(Task brief)
Search the records for "JSON". Copy every line where it appears.

Stored data
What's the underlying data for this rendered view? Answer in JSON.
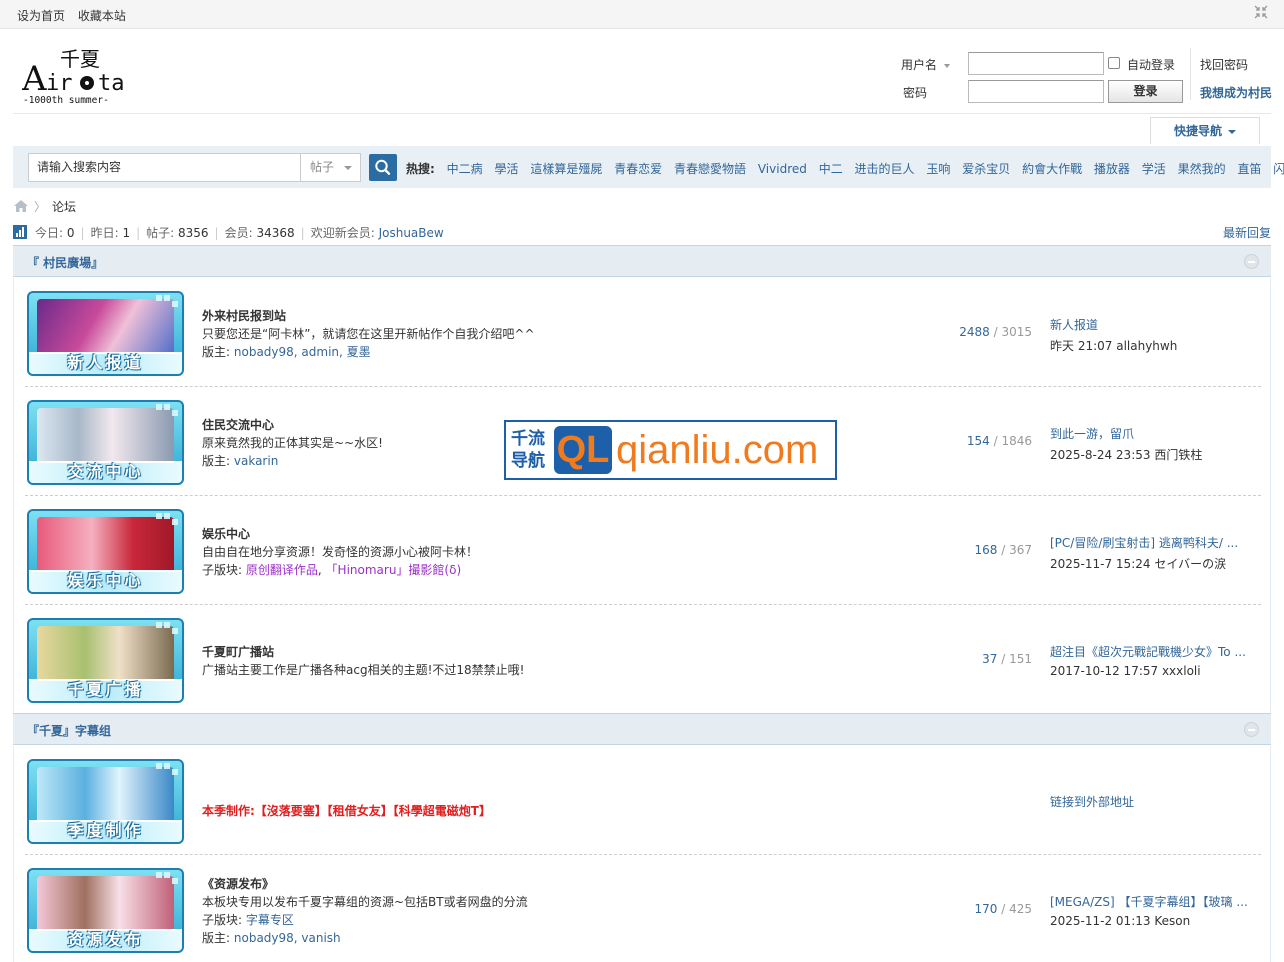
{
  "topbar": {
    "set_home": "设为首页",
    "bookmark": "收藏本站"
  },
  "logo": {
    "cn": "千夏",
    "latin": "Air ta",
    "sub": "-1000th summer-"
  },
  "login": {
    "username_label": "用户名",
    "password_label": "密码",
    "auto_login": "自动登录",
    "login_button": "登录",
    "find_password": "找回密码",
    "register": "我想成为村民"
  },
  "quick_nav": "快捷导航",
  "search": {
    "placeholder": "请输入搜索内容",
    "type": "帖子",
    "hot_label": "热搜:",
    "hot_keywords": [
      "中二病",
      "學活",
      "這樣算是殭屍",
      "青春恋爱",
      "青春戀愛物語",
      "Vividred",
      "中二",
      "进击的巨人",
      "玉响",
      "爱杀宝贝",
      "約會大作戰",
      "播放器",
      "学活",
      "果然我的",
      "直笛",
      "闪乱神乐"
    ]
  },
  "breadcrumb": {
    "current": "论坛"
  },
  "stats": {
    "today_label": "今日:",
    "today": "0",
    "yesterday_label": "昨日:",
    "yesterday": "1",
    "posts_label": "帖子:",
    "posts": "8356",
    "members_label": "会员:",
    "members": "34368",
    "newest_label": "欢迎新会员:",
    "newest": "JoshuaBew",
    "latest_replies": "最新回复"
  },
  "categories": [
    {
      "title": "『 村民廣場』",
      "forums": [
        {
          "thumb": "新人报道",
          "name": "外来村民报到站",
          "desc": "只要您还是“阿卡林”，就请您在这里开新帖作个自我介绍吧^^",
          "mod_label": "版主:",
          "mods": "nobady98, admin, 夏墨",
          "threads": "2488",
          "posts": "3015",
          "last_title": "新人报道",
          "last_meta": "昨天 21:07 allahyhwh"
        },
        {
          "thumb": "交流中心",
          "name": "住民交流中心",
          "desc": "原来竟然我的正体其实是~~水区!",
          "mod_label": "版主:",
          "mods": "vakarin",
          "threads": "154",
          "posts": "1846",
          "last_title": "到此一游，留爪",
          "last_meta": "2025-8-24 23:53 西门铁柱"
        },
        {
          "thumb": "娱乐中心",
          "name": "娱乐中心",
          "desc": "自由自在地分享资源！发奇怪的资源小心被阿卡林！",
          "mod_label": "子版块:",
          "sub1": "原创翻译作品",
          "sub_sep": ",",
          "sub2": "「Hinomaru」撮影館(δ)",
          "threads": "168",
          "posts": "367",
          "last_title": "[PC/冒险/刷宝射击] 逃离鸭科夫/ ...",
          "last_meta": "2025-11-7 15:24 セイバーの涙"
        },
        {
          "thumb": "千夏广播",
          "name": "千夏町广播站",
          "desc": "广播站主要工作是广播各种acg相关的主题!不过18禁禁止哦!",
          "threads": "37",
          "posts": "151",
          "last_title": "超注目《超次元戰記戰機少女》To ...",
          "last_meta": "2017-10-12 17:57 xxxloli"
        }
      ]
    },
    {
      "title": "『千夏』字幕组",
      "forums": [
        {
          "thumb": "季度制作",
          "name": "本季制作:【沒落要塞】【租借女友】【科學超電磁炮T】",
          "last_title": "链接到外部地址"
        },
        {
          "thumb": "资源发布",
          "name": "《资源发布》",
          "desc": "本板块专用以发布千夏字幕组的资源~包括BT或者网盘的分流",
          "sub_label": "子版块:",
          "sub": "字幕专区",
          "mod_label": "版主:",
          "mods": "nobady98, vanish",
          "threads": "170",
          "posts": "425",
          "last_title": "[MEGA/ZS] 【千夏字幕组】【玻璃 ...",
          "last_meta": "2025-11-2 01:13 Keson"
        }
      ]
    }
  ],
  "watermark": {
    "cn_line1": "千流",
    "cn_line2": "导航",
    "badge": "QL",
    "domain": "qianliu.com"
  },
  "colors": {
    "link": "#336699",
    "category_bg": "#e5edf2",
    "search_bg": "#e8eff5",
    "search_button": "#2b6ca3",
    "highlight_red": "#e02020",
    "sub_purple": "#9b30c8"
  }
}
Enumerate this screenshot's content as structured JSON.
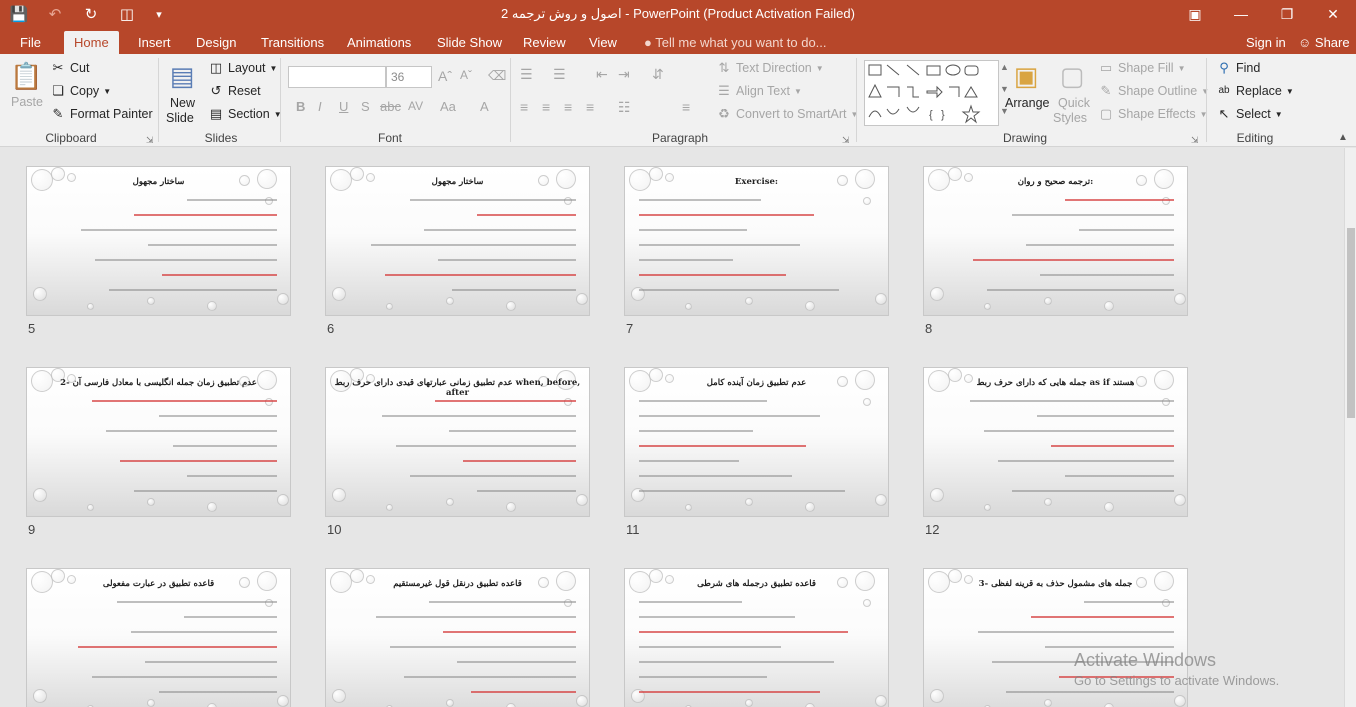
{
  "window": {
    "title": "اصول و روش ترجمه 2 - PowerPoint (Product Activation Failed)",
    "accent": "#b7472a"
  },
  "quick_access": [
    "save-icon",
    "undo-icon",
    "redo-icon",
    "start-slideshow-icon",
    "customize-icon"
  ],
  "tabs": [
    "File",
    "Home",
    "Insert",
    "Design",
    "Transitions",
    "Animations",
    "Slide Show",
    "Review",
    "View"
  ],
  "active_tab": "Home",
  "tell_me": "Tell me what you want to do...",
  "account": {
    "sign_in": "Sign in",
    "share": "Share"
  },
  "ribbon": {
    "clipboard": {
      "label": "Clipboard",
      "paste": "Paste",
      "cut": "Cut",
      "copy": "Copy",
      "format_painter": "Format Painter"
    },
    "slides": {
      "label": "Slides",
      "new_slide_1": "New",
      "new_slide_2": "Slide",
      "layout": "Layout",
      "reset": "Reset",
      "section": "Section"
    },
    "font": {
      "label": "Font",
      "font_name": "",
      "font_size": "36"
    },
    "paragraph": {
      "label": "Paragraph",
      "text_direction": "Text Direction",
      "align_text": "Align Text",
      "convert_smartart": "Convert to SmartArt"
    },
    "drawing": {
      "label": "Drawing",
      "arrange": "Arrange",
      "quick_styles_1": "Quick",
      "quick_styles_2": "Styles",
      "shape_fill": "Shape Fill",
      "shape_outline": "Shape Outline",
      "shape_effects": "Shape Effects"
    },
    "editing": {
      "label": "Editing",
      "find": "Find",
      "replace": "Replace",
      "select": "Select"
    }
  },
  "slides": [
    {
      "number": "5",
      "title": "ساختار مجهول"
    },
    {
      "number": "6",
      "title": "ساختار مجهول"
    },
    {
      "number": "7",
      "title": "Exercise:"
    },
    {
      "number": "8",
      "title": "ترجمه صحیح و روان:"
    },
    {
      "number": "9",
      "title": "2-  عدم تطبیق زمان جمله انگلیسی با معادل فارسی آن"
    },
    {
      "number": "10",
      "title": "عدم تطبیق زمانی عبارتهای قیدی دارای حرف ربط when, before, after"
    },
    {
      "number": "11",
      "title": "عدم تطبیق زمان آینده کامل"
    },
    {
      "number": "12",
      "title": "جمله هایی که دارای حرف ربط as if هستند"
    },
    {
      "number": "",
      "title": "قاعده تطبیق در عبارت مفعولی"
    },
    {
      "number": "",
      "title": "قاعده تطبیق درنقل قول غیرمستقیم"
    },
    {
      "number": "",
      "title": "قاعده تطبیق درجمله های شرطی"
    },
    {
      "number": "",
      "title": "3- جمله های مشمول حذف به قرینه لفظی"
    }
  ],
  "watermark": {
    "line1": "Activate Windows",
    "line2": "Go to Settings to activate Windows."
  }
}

(Full response)
What's the underlying data for this rendered view? Answer in JSON.
Enumerate this screenshot's content as structured JSON.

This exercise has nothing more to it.